[Provided text]
Last week, I surveyed Republican efforts to subvert the teaching of U.S. history with white supremacist propaganda aimed at reproducing the bigotry of GOP politicians, who view racist manipulation as key to retaining power in a diversifying America over the coming decades. Rather than being a side issue that Democrats should easily dismiss, these attacks on basic American principles of equality and free thinking in schools pose a threat to American democracy as well as an enormous opening for Democrats to hit back against massive Republican overreach.
We are now beginning to see hard evidence that the GOP hasn’t just chosen an immoral side in this fight, but a highly unpopular one. In a column last week, Washington Post opinion writer Greg Sargent cites recent polling on the issue:
The poll finds that 83 percent of Americans say books should never be banned for criticizing U.S. history; 85 percent oppose banning them for airing ideas you disagree with; and 87 percent oppose banning them for discussing race or depicting slavery.
What’s more, 76 percent of Americans say schools should be allowed to teach ideas and historical events that “might make some students uncomfortable.” And 68 percent say such teachings make people more understanding of what others went through, while 58 percent believe racism is still a serious problem today.
Finally, 66 percent say public schools either teach too little about the history of Black Americans (42 percent) or teach the right amount (24 percent). Yet 59 percent say we’ve made “a lot of real progress getting rid of racial discrimination” since the 1960s.
Among other things, these numbers give the lie to the idea that Republican politicians represent anything like majority opinion as they seek to sanitize and propagandize the teaching of U.S. history. Just the opposite — they represent a minority, even fringe opinion. These poll results are even more remarkable in light of the fact that Republicans have spent literally the last year attempting to incite public opinion to align with their war on U.S. history, with almost zero Democratic pushback, and still have built nothing close to majority support.

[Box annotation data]
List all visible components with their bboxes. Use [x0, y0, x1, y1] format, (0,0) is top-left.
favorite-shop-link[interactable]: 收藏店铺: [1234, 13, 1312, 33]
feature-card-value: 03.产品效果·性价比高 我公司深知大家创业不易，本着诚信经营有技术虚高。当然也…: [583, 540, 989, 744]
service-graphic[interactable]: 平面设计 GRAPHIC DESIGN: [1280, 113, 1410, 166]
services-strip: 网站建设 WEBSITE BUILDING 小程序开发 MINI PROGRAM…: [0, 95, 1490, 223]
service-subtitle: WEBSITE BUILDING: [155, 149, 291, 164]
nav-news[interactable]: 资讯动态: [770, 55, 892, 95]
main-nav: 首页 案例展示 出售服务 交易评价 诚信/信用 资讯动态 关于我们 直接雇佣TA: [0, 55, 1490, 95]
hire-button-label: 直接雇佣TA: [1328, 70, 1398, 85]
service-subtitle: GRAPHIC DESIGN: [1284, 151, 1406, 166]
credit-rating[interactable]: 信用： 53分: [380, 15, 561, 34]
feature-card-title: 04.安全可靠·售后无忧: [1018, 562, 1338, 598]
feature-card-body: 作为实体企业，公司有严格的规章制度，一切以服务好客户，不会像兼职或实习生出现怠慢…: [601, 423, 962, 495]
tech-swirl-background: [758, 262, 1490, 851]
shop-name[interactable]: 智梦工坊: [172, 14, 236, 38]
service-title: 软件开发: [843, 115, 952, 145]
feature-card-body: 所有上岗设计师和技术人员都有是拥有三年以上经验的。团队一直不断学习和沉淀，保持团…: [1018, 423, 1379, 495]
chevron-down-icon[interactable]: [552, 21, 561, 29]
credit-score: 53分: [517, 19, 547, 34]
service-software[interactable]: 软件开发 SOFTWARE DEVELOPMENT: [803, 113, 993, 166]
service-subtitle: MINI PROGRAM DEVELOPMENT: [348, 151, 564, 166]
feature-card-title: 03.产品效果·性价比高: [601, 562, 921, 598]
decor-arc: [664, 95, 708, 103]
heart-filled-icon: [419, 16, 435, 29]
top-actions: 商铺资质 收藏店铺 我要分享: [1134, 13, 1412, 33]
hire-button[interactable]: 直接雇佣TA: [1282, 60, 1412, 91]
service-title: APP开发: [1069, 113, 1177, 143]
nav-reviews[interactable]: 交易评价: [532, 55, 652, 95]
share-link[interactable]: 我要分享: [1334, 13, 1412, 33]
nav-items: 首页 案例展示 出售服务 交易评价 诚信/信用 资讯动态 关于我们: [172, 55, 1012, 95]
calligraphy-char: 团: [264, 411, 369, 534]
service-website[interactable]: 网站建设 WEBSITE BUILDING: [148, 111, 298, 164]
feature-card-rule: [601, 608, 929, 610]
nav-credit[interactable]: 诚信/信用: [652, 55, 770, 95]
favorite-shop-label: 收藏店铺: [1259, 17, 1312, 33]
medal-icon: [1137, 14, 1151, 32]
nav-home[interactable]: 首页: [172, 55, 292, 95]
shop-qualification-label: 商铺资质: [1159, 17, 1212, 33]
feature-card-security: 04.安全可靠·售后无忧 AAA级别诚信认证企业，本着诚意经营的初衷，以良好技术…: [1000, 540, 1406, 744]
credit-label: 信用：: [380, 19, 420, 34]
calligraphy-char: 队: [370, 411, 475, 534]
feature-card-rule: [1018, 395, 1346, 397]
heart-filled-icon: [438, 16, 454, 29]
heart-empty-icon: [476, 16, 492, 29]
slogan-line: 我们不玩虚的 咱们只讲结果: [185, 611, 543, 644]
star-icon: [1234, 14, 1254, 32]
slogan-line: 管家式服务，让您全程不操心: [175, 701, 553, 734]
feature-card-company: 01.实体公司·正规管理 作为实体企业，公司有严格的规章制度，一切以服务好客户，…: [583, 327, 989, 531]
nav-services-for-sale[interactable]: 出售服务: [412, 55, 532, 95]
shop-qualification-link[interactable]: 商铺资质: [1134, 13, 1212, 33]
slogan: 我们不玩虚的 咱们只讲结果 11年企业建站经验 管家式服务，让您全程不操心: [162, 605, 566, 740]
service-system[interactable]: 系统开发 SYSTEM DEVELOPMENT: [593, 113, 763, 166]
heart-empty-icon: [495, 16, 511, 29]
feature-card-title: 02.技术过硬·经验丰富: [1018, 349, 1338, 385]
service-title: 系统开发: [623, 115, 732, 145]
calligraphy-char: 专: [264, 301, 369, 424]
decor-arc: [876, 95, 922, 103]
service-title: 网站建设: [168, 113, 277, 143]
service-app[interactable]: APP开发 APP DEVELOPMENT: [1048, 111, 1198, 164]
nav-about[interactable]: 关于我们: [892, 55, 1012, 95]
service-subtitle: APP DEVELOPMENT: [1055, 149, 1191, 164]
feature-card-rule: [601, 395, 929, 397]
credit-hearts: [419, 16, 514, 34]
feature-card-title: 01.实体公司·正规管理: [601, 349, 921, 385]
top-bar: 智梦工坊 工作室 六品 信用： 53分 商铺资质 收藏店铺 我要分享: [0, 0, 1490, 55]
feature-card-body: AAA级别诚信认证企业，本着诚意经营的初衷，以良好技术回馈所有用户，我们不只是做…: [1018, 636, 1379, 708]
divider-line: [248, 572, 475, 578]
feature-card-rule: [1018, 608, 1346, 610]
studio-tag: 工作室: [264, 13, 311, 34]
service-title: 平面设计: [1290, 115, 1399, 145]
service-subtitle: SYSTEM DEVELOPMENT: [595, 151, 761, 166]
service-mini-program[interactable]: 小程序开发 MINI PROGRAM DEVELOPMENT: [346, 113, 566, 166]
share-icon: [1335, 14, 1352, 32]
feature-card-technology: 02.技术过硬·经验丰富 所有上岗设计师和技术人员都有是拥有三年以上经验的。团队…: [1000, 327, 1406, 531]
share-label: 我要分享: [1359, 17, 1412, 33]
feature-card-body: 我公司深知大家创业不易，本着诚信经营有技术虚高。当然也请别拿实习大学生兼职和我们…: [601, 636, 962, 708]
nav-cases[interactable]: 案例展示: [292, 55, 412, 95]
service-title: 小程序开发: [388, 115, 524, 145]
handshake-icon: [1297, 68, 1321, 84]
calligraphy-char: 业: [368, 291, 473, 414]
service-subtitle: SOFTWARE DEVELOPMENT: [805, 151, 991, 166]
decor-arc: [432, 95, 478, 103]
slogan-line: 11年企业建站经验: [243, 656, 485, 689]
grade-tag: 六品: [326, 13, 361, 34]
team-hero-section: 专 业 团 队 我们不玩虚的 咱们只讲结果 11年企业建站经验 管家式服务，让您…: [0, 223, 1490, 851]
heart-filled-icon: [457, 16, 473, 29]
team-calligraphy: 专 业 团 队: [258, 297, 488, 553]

[Short exercise] Quote word for word the stretch of the opinion piece on teaching U.S. history from "Among other things, these" through "to majority support.".

[Exercise result]
Among other things, these numbers give the lie to the idea that Republican politicians represent anything like majority opinion as they seek to sanitize and propagandize the teaching of U.S. history. Just the opposite — they represent a minority, even fringe opinion. These poll results are even more remarkable in light of the fact that Republicans have spent literally the last year attempting to incite public opinion to align with their war on U.S. history, with almost zero Democratic pushback, and still have built nothing close to majority support.